◆ **Task goal**:
Search the listing below for "Services". Copy each matching line.
---- Data to process
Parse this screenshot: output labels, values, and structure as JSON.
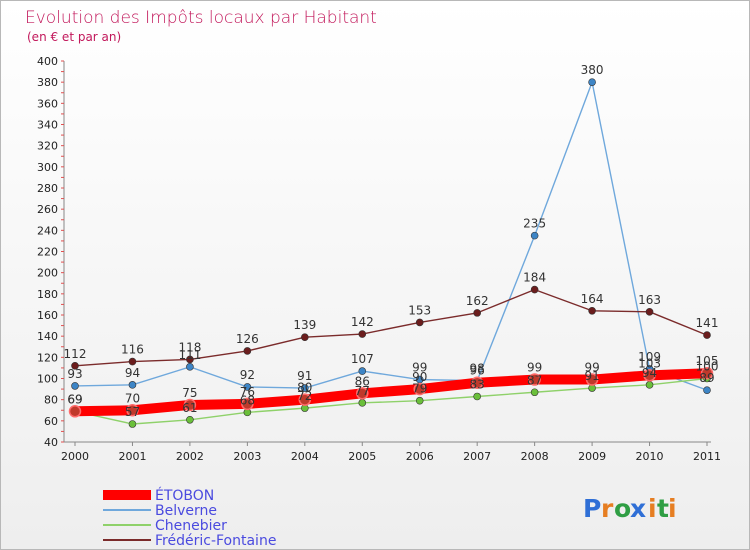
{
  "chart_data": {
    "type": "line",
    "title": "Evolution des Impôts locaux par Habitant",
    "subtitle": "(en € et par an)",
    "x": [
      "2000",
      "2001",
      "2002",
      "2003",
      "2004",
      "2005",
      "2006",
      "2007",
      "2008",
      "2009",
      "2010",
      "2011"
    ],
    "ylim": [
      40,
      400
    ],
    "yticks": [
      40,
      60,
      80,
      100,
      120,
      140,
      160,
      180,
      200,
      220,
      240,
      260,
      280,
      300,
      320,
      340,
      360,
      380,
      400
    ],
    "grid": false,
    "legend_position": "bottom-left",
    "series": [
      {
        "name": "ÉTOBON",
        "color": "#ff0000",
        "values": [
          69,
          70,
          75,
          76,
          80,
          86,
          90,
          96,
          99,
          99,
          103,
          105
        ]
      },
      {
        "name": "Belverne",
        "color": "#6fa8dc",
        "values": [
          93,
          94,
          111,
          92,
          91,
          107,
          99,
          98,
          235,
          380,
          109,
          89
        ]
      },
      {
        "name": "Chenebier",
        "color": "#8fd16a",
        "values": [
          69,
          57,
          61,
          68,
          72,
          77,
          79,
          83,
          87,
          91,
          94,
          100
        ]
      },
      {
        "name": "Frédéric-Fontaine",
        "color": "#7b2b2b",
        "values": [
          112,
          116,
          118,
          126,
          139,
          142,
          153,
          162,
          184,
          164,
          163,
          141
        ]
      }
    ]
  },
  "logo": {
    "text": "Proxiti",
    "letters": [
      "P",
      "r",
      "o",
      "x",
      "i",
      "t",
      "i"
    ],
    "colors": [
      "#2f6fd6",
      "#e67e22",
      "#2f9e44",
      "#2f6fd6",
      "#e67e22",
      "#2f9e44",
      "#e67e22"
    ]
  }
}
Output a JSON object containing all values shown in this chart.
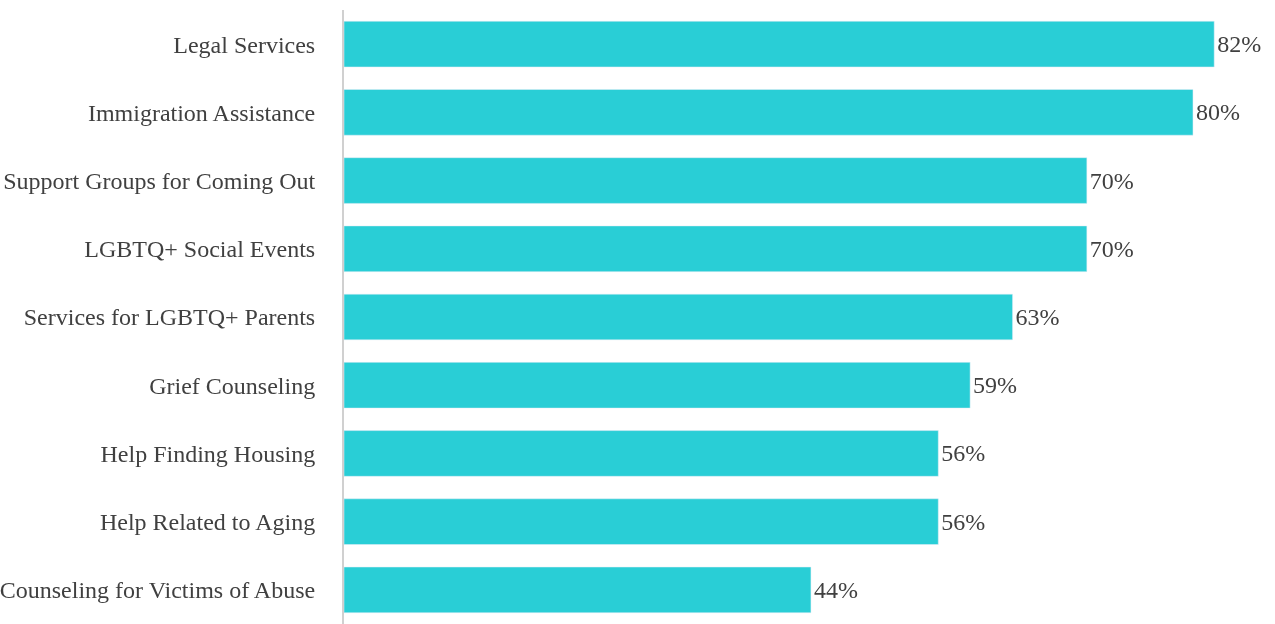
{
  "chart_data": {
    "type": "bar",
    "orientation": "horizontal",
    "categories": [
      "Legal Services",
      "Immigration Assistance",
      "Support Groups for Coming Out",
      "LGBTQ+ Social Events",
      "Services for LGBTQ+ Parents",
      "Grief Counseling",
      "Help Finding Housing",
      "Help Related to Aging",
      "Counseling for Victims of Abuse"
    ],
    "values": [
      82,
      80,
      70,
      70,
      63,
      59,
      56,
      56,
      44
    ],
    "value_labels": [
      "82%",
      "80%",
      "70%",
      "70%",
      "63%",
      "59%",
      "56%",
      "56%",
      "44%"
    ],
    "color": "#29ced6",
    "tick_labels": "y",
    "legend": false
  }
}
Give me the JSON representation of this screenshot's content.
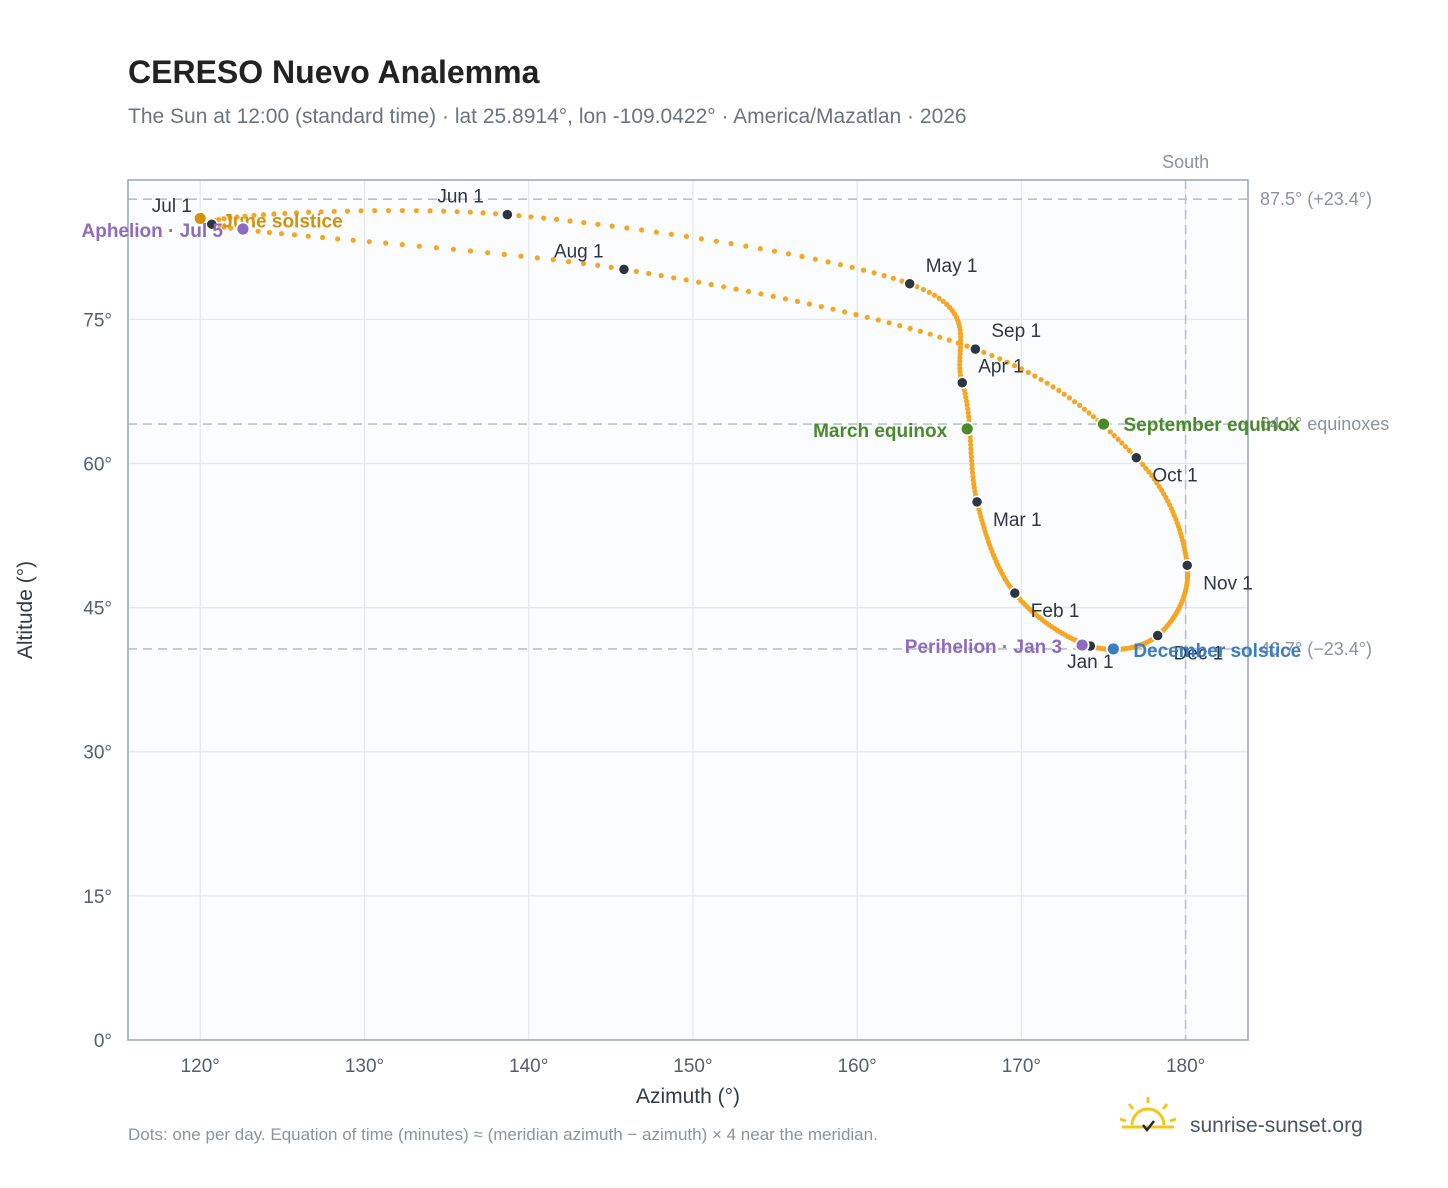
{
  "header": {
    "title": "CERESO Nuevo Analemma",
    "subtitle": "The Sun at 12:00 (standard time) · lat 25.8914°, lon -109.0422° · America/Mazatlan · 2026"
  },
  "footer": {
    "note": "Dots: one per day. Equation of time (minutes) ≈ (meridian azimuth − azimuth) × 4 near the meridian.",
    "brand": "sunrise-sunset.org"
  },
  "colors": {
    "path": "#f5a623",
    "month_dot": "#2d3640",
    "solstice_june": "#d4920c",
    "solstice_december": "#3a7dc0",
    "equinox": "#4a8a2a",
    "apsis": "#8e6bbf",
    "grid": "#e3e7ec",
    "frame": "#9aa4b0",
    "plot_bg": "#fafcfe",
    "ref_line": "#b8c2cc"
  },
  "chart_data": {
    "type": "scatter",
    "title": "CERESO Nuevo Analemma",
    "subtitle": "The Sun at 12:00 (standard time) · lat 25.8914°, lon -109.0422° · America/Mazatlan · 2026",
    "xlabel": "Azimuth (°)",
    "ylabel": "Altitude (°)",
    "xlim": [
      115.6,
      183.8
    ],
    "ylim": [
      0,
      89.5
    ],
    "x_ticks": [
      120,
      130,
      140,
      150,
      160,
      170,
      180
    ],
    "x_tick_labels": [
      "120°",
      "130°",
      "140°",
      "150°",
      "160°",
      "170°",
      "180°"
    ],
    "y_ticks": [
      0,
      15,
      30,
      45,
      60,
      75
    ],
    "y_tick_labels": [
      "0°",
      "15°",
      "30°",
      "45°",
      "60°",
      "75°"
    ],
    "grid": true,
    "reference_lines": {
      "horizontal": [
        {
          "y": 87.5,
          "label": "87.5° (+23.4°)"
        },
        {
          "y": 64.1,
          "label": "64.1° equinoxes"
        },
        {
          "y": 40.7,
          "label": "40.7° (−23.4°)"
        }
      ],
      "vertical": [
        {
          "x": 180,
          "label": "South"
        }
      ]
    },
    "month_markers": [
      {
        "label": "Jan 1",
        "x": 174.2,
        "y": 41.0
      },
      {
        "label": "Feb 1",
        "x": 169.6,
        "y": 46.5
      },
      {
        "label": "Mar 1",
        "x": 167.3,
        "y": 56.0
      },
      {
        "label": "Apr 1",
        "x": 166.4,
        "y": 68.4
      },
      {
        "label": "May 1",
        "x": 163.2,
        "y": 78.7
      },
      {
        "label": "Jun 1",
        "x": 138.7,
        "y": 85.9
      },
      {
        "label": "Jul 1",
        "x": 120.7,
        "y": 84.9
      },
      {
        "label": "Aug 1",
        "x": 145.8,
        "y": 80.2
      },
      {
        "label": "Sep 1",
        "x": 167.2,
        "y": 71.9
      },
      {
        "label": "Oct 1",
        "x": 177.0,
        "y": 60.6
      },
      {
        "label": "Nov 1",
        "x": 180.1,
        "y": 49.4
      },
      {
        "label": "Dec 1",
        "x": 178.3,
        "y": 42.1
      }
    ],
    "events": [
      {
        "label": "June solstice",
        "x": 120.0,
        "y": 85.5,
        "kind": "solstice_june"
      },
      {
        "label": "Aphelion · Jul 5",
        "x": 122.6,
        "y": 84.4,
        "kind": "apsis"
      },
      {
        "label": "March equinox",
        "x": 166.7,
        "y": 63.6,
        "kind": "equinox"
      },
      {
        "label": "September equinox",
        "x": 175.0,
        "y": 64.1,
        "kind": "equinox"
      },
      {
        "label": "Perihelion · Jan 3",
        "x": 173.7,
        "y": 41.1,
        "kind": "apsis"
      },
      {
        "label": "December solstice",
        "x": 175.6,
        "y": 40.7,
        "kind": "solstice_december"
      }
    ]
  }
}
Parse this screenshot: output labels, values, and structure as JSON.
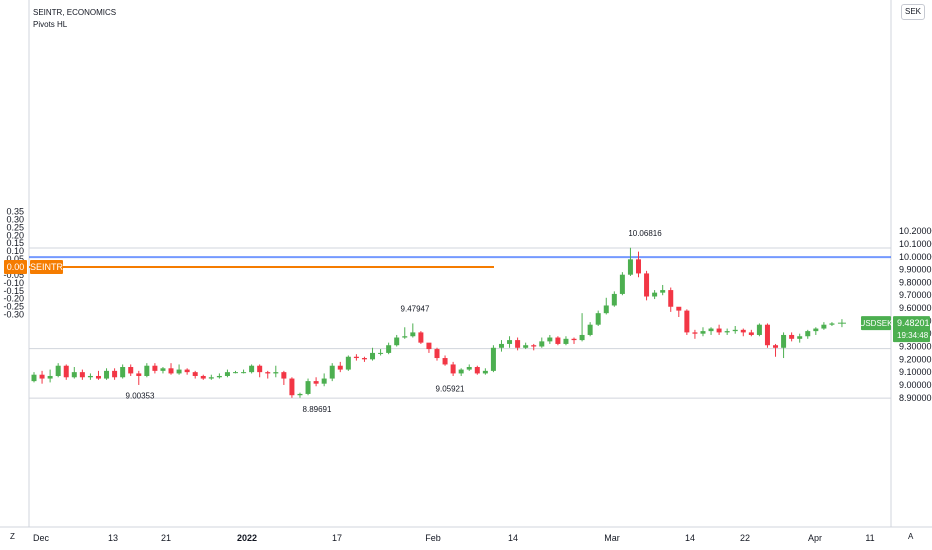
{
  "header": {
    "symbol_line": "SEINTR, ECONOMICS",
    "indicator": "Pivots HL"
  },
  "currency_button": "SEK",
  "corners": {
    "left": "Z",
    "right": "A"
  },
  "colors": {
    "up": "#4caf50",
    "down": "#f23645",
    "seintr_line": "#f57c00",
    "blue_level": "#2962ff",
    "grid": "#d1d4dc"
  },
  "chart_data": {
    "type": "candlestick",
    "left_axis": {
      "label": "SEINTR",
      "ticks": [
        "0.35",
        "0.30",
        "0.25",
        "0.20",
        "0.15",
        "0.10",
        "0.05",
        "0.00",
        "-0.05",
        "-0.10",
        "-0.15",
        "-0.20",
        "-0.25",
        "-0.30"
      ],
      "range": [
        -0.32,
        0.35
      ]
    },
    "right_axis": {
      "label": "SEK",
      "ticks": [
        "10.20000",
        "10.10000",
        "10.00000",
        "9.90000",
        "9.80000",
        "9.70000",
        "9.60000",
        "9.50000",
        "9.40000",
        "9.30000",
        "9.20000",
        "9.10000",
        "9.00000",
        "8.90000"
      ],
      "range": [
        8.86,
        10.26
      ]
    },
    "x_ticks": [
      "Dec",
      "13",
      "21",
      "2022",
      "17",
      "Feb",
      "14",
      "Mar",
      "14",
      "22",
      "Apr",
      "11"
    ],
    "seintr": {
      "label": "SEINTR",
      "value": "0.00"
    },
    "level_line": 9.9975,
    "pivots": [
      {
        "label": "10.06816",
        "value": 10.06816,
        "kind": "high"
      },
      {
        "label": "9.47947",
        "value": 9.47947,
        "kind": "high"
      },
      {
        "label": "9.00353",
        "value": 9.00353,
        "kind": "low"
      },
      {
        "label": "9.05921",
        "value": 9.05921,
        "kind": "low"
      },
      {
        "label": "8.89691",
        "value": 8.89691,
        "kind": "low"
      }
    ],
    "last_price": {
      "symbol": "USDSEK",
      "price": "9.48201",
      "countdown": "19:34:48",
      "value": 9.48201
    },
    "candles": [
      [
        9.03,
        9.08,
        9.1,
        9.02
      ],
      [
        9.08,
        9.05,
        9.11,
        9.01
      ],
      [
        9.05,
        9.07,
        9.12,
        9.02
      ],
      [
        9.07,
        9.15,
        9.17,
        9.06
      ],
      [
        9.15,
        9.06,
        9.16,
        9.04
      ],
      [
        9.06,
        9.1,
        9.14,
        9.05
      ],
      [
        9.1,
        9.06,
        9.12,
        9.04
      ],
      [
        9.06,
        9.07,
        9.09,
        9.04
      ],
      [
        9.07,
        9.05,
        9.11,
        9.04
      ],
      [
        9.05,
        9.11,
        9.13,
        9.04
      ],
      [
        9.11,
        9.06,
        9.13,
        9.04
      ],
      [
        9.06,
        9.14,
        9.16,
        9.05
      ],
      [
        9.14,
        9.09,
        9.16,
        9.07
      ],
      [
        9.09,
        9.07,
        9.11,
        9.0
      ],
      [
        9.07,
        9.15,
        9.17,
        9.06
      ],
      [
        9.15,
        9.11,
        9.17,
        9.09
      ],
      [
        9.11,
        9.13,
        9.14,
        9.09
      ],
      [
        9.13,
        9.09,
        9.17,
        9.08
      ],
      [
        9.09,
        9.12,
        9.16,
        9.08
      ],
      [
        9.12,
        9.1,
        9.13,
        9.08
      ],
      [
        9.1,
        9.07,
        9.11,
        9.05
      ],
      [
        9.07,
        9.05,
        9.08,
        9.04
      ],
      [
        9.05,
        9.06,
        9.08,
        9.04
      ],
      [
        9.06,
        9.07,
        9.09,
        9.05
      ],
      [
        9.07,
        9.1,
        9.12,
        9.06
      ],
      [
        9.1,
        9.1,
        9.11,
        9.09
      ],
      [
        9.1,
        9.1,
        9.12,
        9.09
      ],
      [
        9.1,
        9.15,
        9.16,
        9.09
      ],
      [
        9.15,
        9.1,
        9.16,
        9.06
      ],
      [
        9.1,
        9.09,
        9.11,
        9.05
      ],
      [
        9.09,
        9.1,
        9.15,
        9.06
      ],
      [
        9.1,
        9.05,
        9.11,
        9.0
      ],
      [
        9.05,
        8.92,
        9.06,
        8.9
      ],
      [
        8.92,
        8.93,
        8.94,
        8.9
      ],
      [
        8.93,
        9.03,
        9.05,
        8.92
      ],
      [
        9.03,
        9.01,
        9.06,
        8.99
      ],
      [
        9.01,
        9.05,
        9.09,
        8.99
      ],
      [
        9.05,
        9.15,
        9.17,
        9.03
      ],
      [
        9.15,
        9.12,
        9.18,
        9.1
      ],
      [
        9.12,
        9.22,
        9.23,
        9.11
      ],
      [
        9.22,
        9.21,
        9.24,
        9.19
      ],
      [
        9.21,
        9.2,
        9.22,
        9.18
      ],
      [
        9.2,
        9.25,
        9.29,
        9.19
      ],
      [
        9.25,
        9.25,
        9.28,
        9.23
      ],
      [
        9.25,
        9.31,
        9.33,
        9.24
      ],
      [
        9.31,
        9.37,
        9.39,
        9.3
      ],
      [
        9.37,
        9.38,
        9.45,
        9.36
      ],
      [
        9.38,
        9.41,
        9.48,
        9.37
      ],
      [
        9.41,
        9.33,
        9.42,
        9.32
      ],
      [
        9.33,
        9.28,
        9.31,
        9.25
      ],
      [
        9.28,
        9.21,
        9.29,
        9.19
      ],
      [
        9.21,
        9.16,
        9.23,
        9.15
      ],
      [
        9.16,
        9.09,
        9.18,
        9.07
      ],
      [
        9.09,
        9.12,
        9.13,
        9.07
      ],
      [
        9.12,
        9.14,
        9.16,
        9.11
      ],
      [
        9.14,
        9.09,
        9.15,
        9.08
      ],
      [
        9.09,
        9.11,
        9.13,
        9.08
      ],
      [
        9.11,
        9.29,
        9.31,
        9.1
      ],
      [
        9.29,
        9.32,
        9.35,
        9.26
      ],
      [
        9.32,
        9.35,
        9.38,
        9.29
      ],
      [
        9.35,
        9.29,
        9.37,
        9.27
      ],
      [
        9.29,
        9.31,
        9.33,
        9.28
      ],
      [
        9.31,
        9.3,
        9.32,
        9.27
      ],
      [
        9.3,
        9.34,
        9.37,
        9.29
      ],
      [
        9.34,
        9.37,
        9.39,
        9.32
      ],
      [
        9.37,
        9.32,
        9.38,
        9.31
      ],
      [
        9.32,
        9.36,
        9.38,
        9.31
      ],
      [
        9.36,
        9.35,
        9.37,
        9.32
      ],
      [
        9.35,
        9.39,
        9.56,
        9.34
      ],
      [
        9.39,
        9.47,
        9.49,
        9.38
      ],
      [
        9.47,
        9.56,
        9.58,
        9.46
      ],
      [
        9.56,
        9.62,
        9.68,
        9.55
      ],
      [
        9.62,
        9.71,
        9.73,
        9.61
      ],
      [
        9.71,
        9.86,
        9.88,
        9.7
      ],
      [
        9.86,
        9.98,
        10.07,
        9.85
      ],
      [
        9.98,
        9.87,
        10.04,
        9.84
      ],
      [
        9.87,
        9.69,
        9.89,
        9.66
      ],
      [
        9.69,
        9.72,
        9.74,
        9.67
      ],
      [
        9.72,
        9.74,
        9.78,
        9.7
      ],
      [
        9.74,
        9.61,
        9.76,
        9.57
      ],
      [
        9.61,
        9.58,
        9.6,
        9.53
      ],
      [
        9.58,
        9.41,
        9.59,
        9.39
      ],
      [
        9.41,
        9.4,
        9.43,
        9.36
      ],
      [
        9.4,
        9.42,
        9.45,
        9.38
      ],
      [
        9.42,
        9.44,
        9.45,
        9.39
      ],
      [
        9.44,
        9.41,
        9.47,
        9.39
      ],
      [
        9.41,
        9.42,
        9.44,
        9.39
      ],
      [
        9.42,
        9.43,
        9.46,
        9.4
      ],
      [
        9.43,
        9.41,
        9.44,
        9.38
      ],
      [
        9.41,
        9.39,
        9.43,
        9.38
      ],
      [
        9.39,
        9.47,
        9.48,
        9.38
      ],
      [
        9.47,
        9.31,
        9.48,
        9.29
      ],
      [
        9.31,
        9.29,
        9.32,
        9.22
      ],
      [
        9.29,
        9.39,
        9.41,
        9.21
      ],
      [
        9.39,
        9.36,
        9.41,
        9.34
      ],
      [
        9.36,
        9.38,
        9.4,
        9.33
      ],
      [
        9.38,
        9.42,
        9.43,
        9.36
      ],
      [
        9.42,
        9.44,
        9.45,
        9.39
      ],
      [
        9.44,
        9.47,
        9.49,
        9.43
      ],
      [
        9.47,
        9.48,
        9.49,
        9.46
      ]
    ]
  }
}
--------
◆ **Solution**:
      "Legal Services",
      "Services for LGBTQ+ Parents",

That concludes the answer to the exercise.